= YOUR INSTRUCTIONS =
Only lines holding the string "відповідь" are wanted; copy each one from the material.

= DATA RECORDS =
------------------------------------------------
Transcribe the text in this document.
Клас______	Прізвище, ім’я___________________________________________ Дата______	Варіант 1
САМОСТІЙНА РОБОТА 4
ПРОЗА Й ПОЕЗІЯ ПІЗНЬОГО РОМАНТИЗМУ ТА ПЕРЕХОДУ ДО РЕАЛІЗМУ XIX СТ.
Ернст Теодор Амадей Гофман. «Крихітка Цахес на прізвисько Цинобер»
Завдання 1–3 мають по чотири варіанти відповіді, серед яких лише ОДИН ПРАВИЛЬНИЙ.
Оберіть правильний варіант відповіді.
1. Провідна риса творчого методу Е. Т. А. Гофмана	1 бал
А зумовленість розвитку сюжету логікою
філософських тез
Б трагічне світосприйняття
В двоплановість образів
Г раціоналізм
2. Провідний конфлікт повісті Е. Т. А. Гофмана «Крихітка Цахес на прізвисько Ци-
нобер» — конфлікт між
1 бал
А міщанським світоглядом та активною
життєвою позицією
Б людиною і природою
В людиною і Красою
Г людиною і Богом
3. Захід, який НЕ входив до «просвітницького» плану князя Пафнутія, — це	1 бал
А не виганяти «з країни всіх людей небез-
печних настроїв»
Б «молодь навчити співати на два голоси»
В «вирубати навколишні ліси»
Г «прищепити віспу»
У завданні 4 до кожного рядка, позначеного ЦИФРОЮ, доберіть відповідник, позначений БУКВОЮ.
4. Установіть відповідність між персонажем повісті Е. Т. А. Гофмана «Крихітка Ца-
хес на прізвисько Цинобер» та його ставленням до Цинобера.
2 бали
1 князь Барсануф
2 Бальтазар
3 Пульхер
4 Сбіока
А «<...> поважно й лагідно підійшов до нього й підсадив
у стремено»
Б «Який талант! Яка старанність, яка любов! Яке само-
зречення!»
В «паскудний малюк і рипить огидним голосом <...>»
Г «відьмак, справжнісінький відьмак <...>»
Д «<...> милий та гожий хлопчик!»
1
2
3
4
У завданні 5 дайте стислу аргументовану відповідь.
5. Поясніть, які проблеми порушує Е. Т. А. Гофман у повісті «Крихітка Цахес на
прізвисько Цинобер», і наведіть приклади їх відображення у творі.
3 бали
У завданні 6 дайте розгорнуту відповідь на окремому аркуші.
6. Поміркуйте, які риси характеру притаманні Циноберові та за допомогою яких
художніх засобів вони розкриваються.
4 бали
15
------------------------------------------------
= EXERCISE RESPONSE =
У завданні 5 дайте стислу аргументовану відповідь.
У завданні 6 дайте розгорнуту відповідь на окремому аркуші.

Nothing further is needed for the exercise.